CHALLENGE
What you return should match every record exactly, with the images removed.
* BEGIN RECORDS SHOWN *
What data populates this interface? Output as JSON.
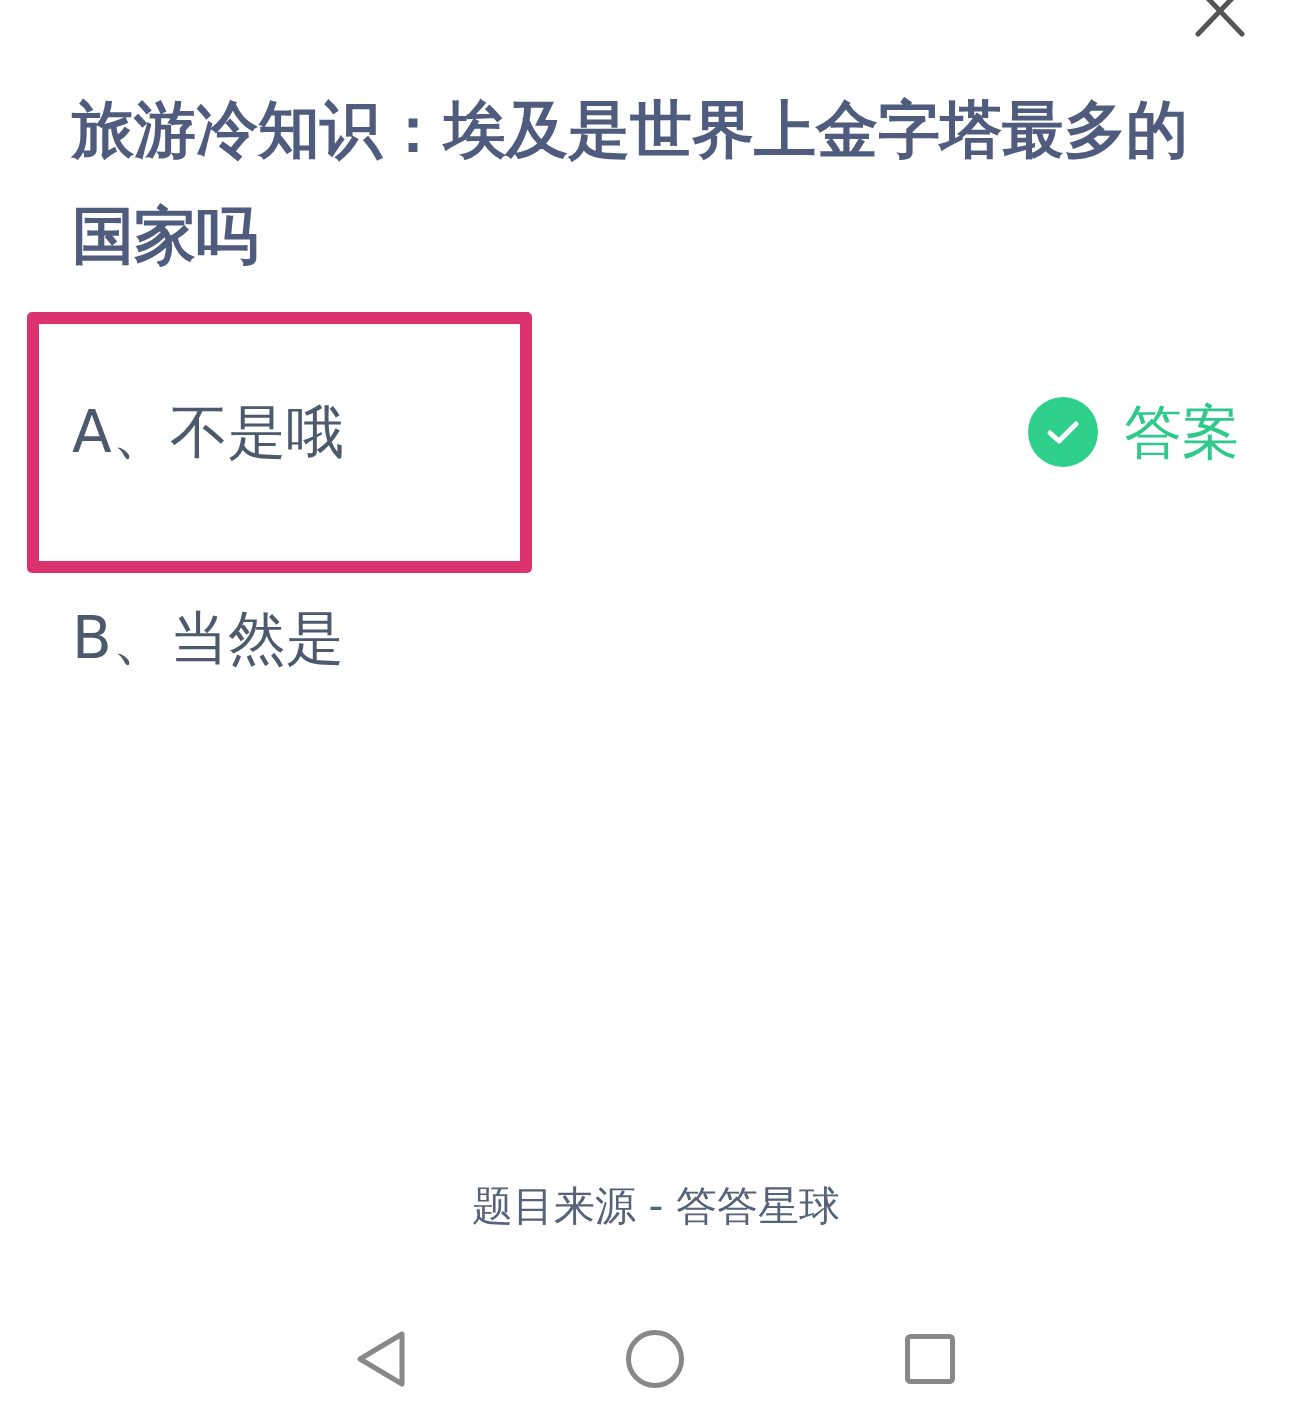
{
  "question": {
    "title": "旅游冷知识：埃及是世界上金字塔最多的国家吗"
  },
  "options": [
    {
      "label": "A、不是哦",
      "highlighted": true,
      "answer_tag": "答案"
    },
    {
      "label": "B、当然是",
      "highlighted": false
    }
  ],
  "footer": {
    "source": "题目来源 - 答答星球"
  }
}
* END RECORDS SHOWN *
SOLUTION FOR THIS PROBLEM
What data populates this interface? Output as JSON.
{
  "question": {
    "title": "旅游冷知识：埃及是世界上金字塔最多的国家吗"
  },
  "options": [
    {
      "label": "A、不是哦",
      "highlighted": true,
      "answer_tag": "答案"
    },
    {
      "label": "B、当然是",
      "highlighted": false
    }
  ],
  "footer": {
    "source": "题目来源 - 答答星球"
  }
}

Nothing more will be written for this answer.